Even with the inefficiencies of the American health care system - I think there is evidence of a reasonable distribution.  The neurosurgeon I referred to sees a catchment area of the entire Midwest.  Anyone with a pituitary tumor has access to his expertise.  The retinal specialists can be found generally in any area where there is a city of 50,000 people.  Since retinal tears/detachments, various retinopathies, and macular degeneration are widespread and in many cases age-related these clinics have a much broader representation and provide good access to large segments of the population.     

Over the years that I have been in practice there have been many primary care initiatives. The first initiative was actually threatening to put specialists out of business.  That turned out just to be a managed care organization (MCO) tactic.  The second wave was forcing MCO primary care physicians to authorize all approvals for specialty care - the so-called primary care gatekeeper approach.  I can't imagine how much time that wasted.  After managed care organizations realized that they could hire specialists and monopolize them - they also realized that they could make money by "managing" them.  That was not 100% effective because now specialists realized they finally had some leverage against managers and could take their business off campus and manage it more effectively themselves.  I have seen many variations of pro-primary care and anti-specialist rhetoric over the years.

The problem is that the money never follows the rhetoric.  Instead of just paying lip service to primary care why not actually pay them for managing multiple morbidities in an aging population? Why not recognize their expertise?  There is no health care company that I am aware of that comes close. MCOs are trying every way possible to reimburse primary care at rates so low - they barely cover the overhead.  Government payers are doing the exact same thing.  The government programs like Medicare are so bad that many primary care MDs are disenrolling and engaging in a cash only practice.

> **Dataset records**:
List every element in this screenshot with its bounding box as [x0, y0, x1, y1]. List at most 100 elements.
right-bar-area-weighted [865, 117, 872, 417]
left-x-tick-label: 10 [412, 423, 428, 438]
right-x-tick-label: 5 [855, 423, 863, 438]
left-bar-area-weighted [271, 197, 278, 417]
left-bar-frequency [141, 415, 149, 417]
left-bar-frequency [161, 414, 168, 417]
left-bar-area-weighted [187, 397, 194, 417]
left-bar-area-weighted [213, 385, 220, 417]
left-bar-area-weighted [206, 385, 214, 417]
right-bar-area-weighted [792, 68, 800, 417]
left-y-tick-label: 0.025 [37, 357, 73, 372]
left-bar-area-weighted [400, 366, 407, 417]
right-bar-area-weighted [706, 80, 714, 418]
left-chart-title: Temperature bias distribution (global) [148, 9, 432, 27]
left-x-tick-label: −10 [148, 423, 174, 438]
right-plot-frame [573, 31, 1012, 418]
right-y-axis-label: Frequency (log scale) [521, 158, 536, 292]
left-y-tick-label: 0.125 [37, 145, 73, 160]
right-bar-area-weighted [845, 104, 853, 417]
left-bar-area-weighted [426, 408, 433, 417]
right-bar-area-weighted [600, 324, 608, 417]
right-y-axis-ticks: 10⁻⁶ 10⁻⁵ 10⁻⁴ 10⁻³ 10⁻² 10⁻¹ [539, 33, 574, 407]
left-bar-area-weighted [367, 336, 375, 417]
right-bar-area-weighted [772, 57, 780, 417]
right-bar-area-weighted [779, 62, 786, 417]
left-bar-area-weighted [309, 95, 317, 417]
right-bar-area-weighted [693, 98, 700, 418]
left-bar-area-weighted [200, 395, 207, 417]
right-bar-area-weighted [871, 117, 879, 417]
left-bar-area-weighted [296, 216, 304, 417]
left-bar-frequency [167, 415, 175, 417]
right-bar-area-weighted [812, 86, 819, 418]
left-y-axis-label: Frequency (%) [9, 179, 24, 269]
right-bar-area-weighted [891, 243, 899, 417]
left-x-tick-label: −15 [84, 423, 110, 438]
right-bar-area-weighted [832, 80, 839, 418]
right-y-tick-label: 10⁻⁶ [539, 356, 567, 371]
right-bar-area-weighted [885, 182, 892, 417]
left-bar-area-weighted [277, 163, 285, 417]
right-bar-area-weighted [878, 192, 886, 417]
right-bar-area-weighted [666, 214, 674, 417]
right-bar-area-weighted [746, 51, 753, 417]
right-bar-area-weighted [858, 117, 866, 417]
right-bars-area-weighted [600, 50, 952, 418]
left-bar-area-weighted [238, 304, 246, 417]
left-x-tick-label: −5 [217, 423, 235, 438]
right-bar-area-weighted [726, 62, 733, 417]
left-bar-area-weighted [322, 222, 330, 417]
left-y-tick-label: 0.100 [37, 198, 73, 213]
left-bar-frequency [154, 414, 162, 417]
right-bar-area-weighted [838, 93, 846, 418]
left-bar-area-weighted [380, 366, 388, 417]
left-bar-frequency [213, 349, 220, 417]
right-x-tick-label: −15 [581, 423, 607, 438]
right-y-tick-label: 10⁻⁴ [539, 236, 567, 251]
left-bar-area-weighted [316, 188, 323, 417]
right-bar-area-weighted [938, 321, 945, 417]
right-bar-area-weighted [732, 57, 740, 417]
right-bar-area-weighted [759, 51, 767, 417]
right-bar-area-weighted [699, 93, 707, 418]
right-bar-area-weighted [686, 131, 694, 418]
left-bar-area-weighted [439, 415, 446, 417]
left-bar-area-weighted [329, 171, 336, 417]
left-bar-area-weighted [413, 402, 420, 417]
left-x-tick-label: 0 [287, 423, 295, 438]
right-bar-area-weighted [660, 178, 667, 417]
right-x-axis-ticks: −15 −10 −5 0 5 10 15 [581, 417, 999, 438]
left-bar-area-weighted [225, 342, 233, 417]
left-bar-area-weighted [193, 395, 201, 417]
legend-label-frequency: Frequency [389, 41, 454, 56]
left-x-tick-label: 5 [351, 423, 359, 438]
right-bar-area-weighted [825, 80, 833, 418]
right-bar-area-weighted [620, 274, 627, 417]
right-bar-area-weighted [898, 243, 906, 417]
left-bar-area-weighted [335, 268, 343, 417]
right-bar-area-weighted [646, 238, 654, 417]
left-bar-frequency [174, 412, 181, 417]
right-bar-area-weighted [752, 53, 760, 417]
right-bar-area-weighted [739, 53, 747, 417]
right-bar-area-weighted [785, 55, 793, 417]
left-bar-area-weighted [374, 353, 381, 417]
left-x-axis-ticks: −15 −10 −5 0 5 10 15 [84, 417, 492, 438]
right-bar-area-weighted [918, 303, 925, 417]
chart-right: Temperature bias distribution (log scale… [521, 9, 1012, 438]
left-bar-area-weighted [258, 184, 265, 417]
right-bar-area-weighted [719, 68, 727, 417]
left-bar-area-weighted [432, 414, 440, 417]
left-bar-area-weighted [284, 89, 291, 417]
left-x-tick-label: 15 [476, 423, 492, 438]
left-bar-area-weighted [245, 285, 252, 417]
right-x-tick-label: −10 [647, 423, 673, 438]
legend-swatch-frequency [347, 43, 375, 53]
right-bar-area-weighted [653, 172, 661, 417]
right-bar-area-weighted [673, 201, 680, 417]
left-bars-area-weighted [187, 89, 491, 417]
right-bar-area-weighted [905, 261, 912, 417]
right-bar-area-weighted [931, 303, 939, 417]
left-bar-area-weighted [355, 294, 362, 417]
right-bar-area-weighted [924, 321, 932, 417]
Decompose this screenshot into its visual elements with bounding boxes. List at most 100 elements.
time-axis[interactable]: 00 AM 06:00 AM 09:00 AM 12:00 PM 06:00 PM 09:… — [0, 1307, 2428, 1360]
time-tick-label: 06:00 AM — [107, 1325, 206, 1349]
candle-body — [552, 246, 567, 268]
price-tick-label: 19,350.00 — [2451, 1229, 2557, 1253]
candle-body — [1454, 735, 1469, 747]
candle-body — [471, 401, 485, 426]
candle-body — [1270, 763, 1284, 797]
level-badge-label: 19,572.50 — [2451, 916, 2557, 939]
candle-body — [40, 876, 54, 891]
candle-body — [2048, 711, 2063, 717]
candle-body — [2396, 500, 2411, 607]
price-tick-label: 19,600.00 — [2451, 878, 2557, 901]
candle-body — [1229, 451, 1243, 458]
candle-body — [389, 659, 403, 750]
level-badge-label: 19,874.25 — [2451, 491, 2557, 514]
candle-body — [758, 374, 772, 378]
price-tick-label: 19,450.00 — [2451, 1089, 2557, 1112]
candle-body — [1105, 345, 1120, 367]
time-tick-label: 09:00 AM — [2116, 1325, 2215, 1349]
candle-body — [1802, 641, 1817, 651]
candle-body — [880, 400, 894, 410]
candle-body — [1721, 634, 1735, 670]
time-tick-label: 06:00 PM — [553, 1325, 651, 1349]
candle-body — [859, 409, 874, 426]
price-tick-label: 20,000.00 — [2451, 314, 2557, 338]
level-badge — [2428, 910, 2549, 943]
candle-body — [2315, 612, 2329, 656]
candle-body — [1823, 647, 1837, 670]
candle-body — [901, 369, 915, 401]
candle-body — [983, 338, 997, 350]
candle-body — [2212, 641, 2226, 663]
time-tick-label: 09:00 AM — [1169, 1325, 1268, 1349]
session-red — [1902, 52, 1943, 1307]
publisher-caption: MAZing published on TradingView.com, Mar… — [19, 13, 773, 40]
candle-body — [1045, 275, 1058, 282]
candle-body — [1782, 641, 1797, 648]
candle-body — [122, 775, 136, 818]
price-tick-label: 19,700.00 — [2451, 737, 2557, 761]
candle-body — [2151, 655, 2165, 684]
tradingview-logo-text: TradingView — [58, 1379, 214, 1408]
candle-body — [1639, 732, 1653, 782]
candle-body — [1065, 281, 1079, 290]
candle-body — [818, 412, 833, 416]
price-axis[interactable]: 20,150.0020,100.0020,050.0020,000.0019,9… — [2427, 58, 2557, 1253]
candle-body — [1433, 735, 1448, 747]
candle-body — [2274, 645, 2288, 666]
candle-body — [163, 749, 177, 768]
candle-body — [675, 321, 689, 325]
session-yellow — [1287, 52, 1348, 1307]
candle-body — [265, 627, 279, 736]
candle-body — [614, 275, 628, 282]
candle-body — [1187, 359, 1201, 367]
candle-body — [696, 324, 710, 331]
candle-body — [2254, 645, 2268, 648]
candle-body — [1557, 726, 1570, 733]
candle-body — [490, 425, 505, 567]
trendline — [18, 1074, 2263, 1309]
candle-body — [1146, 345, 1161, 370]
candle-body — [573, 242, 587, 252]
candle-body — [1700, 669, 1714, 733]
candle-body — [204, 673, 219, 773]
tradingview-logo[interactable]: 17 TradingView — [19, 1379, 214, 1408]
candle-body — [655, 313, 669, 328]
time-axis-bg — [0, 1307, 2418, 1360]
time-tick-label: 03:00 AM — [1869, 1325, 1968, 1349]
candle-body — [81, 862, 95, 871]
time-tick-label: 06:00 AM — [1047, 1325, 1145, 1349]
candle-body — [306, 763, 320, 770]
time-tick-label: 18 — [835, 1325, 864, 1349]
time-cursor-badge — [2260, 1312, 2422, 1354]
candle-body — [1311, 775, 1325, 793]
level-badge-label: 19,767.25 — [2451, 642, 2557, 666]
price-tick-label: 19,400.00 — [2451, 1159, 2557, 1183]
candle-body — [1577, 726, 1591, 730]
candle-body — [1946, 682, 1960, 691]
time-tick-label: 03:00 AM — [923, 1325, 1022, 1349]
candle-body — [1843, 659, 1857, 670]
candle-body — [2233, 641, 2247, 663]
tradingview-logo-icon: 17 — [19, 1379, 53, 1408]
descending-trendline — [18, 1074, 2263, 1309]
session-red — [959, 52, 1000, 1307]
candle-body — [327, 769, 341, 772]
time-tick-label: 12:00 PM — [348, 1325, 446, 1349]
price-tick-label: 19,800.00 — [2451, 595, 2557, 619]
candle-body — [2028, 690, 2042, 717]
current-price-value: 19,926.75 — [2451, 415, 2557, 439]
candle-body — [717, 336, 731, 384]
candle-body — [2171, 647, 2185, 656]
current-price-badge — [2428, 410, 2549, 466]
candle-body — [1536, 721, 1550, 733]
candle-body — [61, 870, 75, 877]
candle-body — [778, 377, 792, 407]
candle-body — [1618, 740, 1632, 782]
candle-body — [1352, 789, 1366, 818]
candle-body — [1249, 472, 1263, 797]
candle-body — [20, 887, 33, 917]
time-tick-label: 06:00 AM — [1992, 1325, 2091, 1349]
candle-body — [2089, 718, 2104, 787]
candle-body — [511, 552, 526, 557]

> **Exercise set**:
1. In the text on American health care, where can retinal specialists generally be found?
2. Continue the text on primary care and specialist medicine from its last sentence.

> **Activity answers**:
1. In any area where there is a city of 50,000 people.

2.
On the academic side, where are the primary care centers of excellence?  Where are the mission statements about managing multimorbidities and being the best possible specialists to do that?  Primary care specialists need to own and promote their expertise, especially how they interface with specialists.

It turns out that there is plenty of room for both primary and specialty care in modern high tech medicine.  Specialization should be remorseless and managing multimorbities is as specialized as laser surgery on a retina.  Once again it appears that the real problems of health care systems are being projected on physicians when they have developed critical treatments that were not around even 20 years ago.

The idea that we should travel back to that point in time - is totally unacceptable to me and the tens of millions of other patients who have benefited from these developments.

George Dawson, MD, DFAPA




References:     

1:  Richard Smith. Doctors and patients heading in opposite directions.  BMJ Opinion. BMJ Feb 1, 2018.  Link.

2: Violan C, Foguet-Boreu Q, Flores-Mateo G, Salisbury C, Blom J, Freitag M,Glynn L, Muth C, Valderas JM. Prevalence, determinants and patterns of multimorbidity in primary care: a systematic review of observational studies. PLoS One. 2014 Jul 21;9(7): e102149. doi: 10.1371/journal.pone.0102149. eCollection 2014. Review. PubMed PMID: 25048354; PubMed Central PMCID: PMC4105594.